»»

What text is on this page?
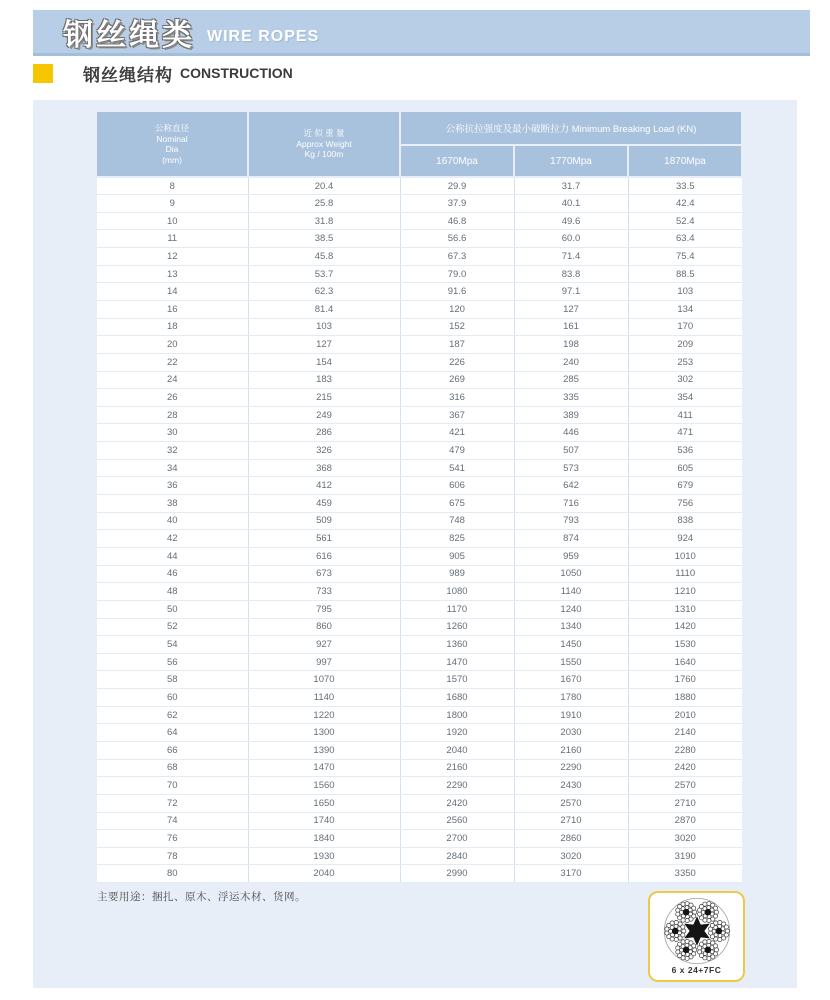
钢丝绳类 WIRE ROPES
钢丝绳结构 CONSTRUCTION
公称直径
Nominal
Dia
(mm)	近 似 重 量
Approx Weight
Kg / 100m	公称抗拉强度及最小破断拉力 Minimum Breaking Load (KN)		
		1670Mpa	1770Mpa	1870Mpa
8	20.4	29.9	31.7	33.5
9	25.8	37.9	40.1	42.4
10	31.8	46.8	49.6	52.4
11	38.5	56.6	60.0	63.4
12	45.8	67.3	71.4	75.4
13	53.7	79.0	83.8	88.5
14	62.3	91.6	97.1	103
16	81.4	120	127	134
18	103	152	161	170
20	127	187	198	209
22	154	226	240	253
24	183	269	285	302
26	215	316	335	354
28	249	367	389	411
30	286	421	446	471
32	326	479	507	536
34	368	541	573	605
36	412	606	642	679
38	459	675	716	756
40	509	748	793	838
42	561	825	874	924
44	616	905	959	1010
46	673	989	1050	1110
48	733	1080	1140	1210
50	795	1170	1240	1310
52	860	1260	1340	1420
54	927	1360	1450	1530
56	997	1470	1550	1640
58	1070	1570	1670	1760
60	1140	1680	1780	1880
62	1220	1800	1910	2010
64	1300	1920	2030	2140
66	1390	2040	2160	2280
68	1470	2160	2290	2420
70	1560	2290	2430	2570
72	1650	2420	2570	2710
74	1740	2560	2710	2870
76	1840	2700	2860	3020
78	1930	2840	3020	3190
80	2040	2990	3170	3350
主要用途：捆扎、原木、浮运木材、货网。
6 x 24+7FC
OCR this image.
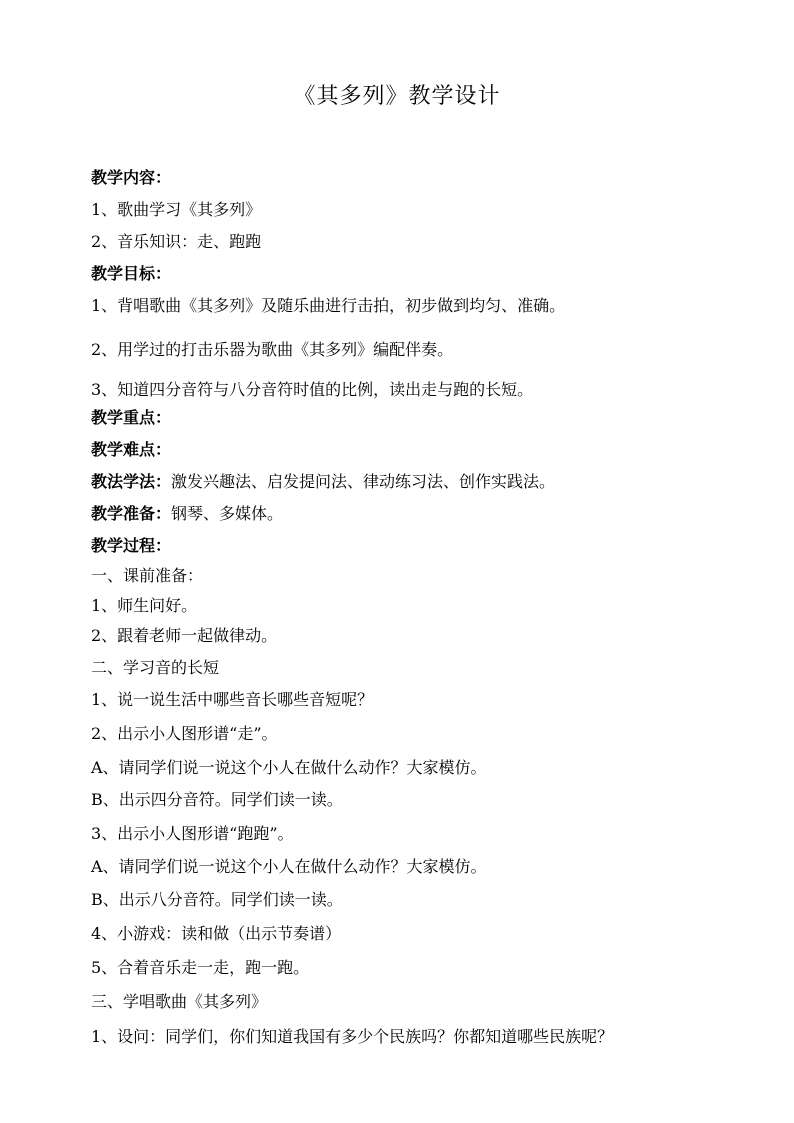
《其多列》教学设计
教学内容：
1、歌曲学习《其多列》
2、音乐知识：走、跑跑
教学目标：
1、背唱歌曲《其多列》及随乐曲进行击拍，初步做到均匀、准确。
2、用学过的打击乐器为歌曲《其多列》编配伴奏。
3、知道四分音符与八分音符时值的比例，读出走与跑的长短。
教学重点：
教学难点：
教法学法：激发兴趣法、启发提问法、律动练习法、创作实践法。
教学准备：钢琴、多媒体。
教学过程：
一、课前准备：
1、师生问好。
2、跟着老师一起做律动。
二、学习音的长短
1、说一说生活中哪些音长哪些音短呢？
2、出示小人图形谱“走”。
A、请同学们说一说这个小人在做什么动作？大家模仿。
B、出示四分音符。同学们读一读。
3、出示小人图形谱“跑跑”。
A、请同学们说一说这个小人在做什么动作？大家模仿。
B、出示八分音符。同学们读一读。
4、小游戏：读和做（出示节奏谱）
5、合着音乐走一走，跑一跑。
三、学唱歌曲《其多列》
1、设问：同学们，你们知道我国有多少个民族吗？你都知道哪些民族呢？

««
»»

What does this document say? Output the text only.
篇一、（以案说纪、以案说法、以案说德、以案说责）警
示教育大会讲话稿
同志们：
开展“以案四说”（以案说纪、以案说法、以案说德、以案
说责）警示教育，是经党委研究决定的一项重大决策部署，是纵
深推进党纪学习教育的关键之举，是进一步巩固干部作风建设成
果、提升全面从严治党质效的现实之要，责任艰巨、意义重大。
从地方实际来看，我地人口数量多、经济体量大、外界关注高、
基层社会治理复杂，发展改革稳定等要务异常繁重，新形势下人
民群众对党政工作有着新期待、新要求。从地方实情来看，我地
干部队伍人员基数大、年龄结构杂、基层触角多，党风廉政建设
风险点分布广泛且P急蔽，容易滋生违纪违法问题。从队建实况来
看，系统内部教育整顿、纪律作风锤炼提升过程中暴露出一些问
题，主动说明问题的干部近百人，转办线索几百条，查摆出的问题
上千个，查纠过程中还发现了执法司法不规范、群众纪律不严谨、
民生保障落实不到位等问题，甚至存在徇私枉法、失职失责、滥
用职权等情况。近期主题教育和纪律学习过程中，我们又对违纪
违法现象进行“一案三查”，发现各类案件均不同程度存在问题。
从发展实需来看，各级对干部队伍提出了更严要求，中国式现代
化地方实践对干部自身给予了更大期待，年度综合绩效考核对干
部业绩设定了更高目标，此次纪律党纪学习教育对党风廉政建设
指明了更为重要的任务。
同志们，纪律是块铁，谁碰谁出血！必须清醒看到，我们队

««

- [Direction]:
Look above for lines with the word "以案说德" and copy them all.

- [Answer below]:
篇一、（以案说纪、以案说法、以案说德、以案说责）警
开展“以案四说”（以案说纪、以案说法、以案说德、以案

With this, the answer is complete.